:: Aim ::
Go through each line of the records below and count those with the word "zoom"; give only the total.
____
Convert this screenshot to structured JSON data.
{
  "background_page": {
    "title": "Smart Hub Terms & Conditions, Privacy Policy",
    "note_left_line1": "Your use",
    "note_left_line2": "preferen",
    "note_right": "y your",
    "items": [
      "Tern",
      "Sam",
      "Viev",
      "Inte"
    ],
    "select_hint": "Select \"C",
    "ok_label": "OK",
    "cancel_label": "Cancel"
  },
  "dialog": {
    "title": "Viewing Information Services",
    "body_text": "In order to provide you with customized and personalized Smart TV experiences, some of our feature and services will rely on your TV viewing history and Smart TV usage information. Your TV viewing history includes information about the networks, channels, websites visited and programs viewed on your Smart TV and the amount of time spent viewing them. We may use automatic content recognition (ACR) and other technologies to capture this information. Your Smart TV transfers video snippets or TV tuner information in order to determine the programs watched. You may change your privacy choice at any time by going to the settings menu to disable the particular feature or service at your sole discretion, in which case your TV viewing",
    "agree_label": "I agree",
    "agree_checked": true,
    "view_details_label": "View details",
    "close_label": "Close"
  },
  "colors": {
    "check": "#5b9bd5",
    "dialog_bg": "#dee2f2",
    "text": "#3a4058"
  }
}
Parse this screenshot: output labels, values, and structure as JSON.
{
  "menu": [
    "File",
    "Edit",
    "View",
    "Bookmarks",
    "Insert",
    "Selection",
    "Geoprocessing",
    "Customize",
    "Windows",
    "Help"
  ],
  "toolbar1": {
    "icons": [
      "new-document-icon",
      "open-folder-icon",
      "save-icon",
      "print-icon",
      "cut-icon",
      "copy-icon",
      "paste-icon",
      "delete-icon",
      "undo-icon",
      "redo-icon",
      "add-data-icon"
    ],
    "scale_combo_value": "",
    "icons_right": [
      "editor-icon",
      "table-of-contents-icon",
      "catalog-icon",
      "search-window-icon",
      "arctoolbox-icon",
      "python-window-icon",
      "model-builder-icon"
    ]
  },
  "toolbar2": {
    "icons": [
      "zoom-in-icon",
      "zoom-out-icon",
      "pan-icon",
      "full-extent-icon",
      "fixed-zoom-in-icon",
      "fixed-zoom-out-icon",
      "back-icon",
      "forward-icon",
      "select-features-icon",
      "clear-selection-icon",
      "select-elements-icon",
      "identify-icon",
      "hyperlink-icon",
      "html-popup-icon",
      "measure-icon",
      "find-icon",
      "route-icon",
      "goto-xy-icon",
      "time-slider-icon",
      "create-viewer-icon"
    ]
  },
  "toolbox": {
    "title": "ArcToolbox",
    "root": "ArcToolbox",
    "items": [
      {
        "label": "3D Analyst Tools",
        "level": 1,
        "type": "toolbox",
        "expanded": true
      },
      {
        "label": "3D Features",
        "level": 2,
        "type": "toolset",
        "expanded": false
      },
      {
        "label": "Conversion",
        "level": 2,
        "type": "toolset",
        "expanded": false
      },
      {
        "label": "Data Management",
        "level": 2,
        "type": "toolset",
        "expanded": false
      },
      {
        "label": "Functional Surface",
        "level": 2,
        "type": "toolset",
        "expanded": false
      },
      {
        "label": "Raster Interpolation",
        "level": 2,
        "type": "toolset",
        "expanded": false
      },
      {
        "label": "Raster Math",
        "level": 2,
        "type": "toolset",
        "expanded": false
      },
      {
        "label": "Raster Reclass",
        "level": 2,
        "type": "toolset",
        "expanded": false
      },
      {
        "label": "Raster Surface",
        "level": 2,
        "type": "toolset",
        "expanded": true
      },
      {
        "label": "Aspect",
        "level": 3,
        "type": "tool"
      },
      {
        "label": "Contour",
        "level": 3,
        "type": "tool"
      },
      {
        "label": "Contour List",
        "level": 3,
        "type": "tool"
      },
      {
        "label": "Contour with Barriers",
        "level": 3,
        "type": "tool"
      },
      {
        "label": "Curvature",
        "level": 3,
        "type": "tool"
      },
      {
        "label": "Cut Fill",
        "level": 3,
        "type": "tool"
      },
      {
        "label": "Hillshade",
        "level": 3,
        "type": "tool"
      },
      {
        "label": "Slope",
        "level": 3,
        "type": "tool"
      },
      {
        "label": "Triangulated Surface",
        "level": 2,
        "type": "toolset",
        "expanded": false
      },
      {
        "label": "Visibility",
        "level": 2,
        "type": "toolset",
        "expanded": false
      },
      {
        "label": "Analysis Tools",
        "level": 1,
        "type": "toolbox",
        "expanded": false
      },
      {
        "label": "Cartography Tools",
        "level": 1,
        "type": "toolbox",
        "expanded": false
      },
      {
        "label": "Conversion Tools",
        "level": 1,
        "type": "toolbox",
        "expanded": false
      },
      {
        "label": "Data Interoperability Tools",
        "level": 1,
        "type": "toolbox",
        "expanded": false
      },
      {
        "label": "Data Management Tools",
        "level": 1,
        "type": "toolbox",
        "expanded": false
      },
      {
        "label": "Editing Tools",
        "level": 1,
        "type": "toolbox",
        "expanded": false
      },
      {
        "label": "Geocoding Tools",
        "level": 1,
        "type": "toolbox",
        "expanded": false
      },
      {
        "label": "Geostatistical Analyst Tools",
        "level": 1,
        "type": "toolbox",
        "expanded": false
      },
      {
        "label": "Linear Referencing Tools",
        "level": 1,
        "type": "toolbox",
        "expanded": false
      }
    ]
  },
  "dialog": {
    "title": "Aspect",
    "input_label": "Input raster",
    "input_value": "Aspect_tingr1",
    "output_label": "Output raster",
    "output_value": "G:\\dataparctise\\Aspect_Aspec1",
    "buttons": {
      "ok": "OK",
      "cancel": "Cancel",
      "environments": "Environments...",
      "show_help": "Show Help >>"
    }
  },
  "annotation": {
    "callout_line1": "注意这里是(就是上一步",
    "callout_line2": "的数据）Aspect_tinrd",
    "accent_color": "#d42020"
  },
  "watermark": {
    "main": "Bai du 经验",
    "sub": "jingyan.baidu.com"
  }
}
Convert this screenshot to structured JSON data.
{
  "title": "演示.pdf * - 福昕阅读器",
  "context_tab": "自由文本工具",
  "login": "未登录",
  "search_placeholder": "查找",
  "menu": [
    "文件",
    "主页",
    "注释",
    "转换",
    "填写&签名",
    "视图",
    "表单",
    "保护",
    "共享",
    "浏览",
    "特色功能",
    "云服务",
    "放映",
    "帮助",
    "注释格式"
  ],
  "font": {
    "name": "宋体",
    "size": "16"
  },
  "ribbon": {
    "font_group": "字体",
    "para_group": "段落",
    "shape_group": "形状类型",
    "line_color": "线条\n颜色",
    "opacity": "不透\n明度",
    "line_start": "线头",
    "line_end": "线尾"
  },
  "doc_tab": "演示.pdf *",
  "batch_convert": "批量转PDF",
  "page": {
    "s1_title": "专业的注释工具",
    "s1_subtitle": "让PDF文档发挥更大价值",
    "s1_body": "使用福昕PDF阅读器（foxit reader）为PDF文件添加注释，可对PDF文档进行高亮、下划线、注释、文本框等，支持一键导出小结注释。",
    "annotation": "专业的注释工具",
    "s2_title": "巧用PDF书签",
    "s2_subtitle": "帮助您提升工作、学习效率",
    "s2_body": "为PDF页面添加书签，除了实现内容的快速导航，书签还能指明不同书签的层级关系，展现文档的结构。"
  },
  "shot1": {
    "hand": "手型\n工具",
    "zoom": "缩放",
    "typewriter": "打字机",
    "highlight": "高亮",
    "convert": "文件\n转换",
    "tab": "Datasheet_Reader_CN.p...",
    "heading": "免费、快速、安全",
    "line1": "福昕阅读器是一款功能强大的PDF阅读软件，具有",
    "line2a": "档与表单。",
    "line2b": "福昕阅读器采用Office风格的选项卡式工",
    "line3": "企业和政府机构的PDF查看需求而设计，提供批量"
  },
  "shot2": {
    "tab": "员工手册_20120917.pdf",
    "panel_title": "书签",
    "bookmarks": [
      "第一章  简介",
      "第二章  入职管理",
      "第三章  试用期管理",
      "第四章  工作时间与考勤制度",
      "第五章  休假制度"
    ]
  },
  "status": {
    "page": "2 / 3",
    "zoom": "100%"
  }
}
____
:: The result ::
6